EXERCISE DESCRIPTION: Every record below should be written out exactly; pictures stay out.

Dataset items

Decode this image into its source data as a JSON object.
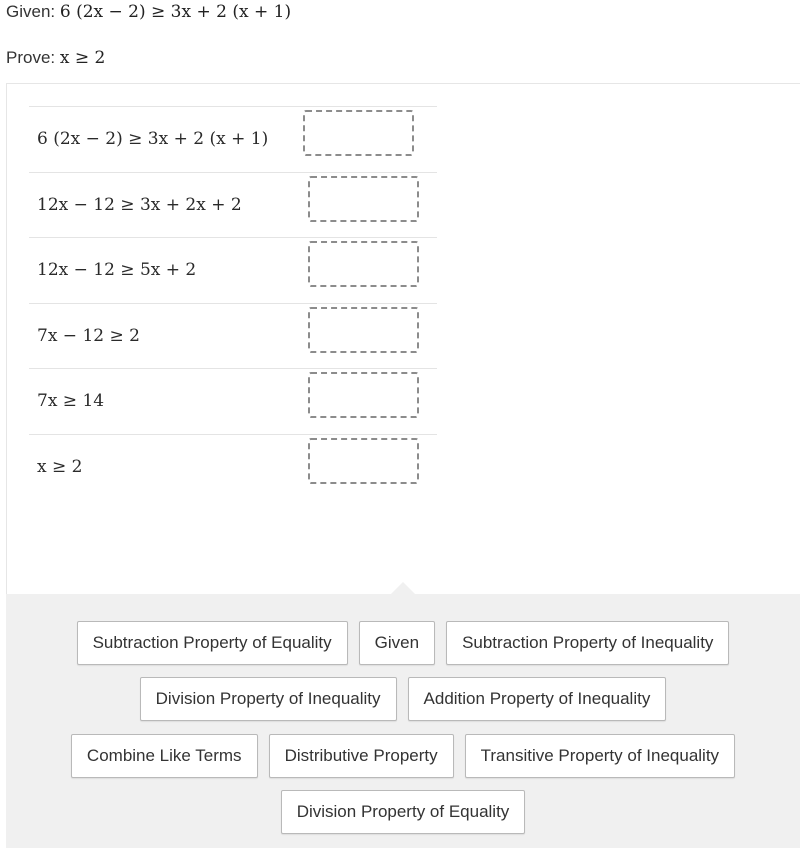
{
  "given": {
    "label": "Given:",
    "expression": "6 (2x − 2) ≥ 3x + 2 (x + 1)"
  },
  "prove": {
    "label": "Prove:",
    "expression": "x ≥ 2"
  },
  "proof": {
    "rows": [
      {
        "statement": "6 (2x − 2) ≥ 3x + 2 (x + 1)",
        "reason": ""
      },
      {
        "statement": "12x − 12 ≥ 3x + 2x + 2",
        "reason": ""
      },
      {
        "statement": "12x − 12 ≥ 5x + 2",
        "reason": ""
      },
      {
        "statement": "7x − 12 ≥ 2",
        "reason": ""
      },
      {
        "statement": "7x ≥ 14",
        "reason": ""
      },
      {
        "statement": "x ≥ 2",
        "reason": ""
      }
    ]
  },
  "reason_bank": {
    "rows": [
      [
        "Subtraction Property of Equality",
        "Given",
        "Subtraction Property of Inequality"
      ],
      [
        "Division Property of Inequality",
        "Addition Property of Inequality"
      ],
      [
        "Combine Like Terms",
        "Distributive Property",
        "Transitive Property of Inequality"
      ],
      [
        "Division Property of Equality"
      ]
    ]
  },
  "colors": {
    "bank_background": "#f0f0f0",
    "chip_border": "#b9b9b9",
    "drop_border": "#8c8c8c",
    "text": "#333333"
  }
}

COMPLETED TASK:
Decode this image into its source data as a JSON object.
{
  "given": {
    "label": "Given:",
    "expression": "6 (2x − 2) ≥ 3x + 2 (x + 1)"
  },
  "prove": {
    "label": "Prove:",
    "expression": "x ≥ 2"
  },
  "proof": {
    "rows": [
      {
        "statement": "6 (2x − 2) ≥ 3x + 2 (x + 1)",
        "reason": ""
      },
      {
        "statement": "12x − 12 ≥ 3x + 2x + 2",
        "reason": ""
      },
      {
        "statement": "12x − 12 ≥ 5x + 2",
        "reason": ""
      },
      {
        "statement": "7x − 12 ≥ 2",
        "reason": ""
      },
      {
        "statement": "7x ≥ 14",
        "reason": ""
      },
      {
        "statement": "x ≥ 2",
        "reason": ""
      }
    ]
  },
  "reason_bank": {
    "rows": [
      [
        "Subtraction Property of Equality",
        "Given",
        "Subtraction Property of Inequality"
      ],
      [
        "Division Property of Inequality",
        "Addition Property of Inequality"
      ],
      [
        "Combine Like Terms",
        "Distributive Property",
        "Transitive Property of Inequality"
      ],
      [
        "Division Property of Equality"
      ]
    ]
  },
  "colors": {
    "bank_background": "#f0f0f0",
    "chip_border": "#b9b9b9",
    "drop_border": "#8c8c8c",
    "text": "#333333"
  }
}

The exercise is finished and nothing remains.